:: Work to be completed ::
Count the lines in the rows below that contain the word "conveyor", and reply with only that number.
· · · · ·
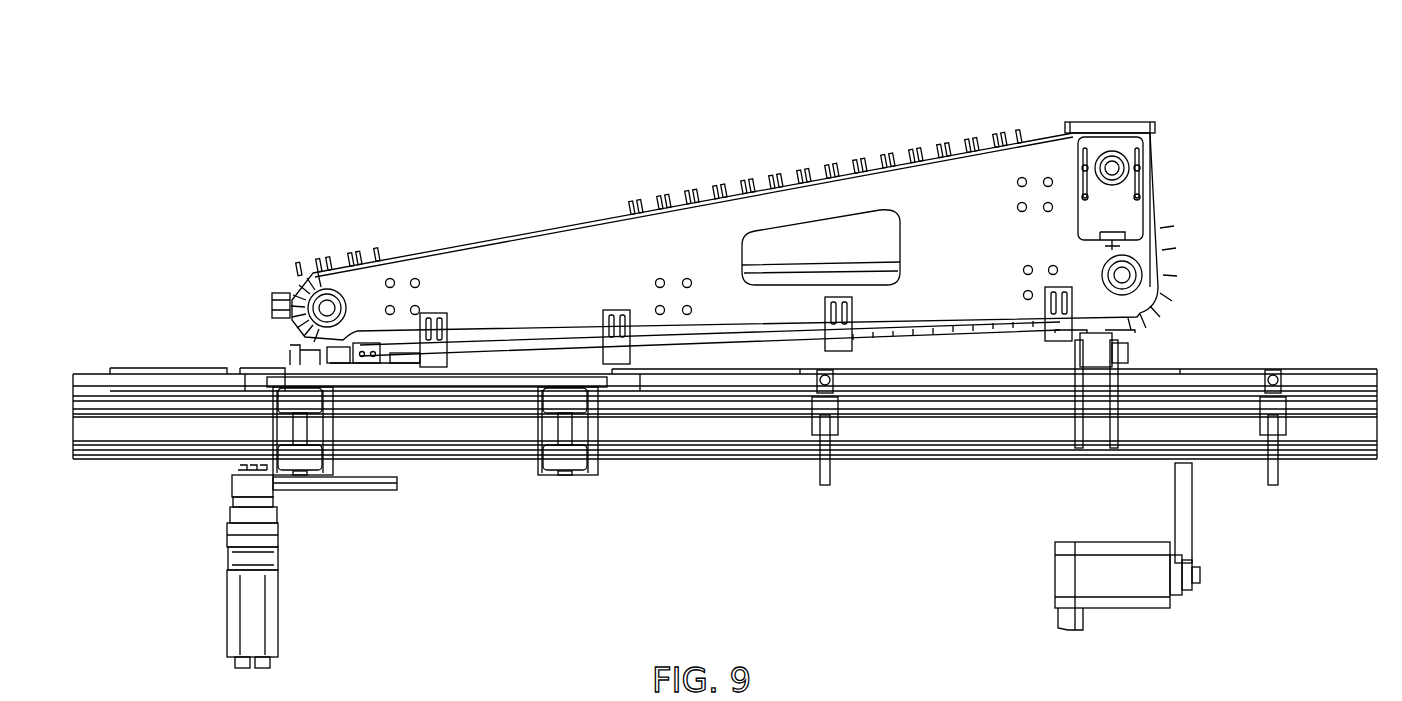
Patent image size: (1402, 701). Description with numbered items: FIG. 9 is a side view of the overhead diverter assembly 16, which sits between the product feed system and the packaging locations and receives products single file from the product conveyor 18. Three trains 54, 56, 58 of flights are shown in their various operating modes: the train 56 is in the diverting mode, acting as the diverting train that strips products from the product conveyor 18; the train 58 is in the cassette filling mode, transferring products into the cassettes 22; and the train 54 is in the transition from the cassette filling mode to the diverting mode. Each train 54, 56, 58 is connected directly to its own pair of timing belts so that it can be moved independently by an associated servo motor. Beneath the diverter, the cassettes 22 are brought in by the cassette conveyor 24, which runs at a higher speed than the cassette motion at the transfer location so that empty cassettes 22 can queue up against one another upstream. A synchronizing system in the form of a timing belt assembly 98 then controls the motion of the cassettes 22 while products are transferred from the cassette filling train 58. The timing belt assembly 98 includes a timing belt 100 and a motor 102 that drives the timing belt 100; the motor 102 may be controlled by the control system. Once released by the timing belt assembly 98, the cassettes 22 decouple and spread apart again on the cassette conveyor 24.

The overhead diverter assembly 16 is at (512, 176).
The product conveyor 18 is at (1068, 413).
The cassettes 22 is at (168, 368).
The cassette conveyor 24 is at (1328, 405).
The train of flights 54 is at (783, 137).
The train of flights 56 is at (1204, 265).
The train of flights 58 is at (264, 247).
The timing belt assembly 98 is at (541, 488).
The timing belt 100 is at (476, 382).
The motor 102 is at (283, 632).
· · · · ·
:: Finished task ::
3